Work instructions:
Look through the material below. Copy every line with the string "æqualiter" in it.

Material to process:
# # # #

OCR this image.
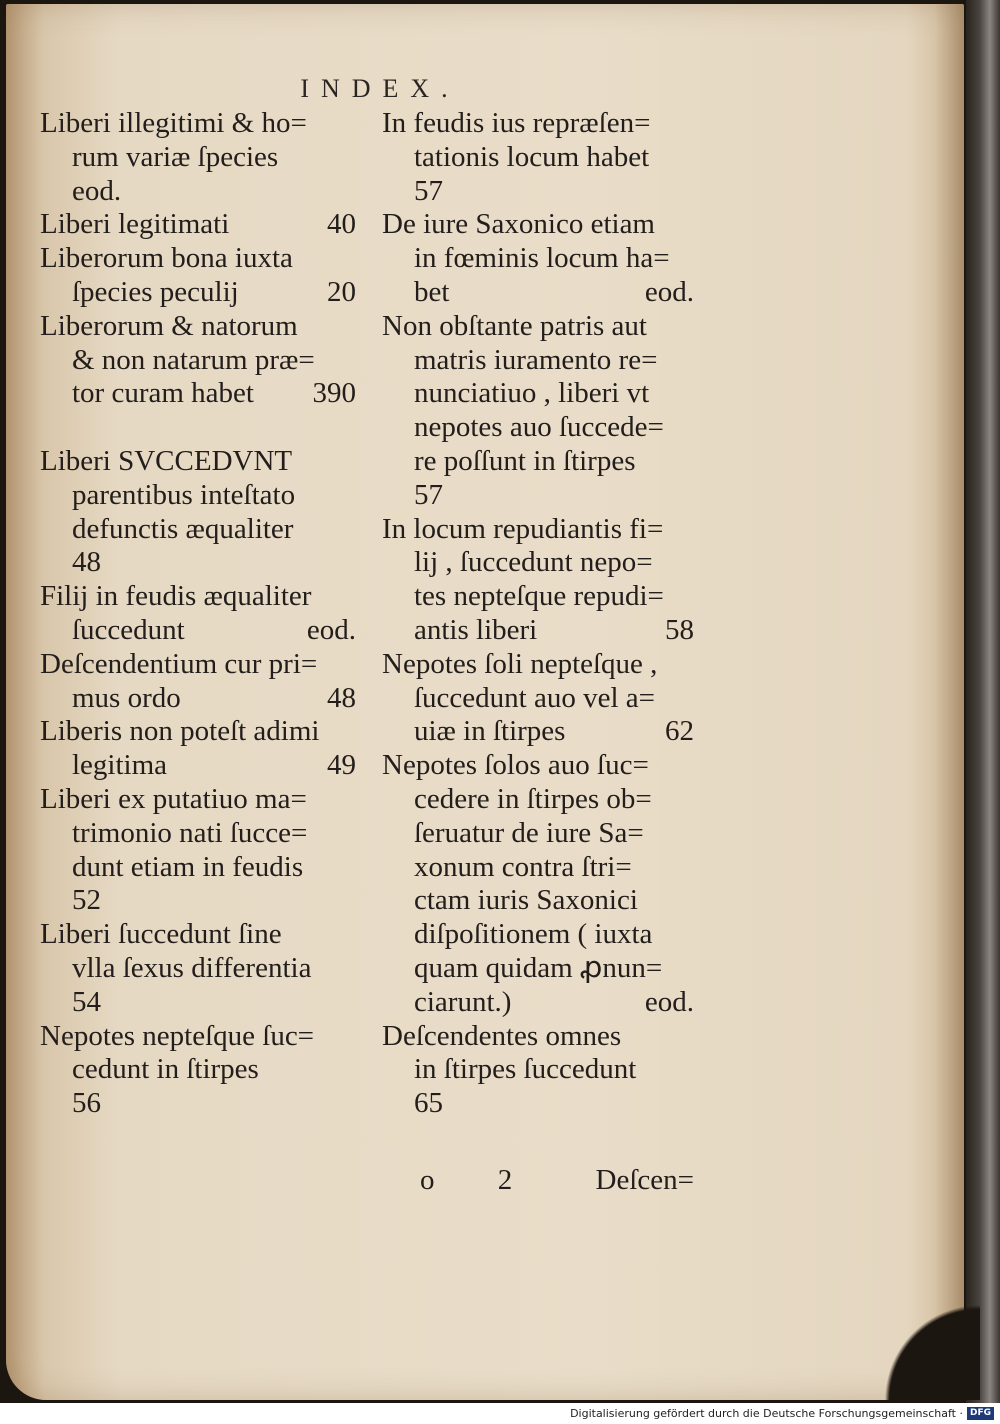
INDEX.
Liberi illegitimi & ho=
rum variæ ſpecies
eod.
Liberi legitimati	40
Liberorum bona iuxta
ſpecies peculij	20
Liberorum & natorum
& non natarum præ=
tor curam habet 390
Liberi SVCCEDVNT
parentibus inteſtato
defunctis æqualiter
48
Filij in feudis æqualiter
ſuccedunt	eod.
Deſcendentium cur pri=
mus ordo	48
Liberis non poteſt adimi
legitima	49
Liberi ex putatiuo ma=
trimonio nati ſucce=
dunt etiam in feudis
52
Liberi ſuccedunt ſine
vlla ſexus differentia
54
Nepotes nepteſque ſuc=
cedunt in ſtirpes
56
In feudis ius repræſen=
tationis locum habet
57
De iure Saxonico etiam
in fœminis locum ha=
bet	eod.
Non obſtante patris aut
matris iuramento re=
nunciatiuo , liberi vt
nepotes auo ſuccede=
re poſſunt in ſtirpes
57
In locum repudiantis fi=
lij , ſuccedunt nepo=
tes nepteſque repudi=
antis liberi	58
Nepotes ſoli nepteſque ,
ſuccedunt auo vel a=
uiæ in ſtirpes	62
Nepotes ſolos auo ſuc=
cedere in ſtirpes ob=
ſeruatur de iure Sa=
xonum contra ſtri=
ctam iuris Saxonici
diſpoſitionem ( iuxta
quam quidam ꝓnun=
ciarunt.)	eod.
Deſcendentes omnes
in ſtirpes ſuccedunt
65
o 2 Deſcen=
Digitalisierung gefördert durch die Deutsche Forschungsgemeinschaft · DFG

# # # #

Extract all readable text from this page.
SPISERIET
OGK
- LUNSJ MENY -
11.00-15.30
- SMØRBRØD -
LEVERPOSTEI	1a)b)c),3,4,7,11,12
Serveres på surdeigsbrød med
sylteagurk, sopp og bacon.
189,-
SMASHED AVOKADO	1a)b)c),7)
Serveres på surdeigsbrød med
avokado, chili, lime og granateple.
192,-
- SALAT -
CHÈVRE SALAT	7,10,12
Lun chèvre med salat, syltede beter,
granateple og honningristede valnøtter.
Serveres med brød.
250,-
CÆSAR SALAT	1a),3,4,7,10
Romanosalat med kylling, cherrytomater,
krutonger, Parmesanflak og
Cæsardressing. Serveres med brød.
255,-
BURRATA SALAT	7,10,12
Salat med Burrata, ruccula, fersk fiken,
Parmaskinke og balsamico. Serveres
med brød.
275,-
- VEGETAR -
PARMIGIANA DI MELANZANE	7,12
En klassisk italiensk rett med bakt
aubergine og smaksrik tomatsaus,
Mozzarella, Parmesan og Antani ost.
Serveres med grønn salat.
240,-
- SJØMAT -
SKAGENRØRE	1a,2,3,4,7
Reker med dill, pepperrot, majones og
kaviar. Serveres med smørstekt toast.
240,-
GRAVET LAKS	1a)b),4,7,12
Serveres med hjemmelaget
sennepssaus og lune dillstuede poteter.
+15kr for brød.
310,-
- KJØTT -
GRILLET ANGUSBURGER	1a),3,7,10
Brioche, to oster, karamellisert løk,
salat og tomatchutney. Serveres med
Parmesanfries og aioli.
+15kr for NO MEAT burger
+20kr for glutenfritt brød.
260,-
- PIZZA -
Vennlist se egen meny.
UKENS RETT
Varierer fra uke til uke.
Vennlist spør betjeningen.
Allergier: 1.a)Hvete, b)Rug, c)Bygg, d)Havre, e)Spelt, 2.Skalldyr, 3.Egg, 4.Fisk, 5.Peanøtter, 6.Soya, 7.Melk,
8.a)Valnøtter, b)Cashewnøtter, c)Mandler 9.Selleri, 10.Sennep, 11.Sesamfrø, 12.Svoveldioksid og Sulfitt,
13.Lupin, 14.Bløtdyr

# # # #

Solved exercise:
defunctis æqualiter
Filij in feudis æqualiter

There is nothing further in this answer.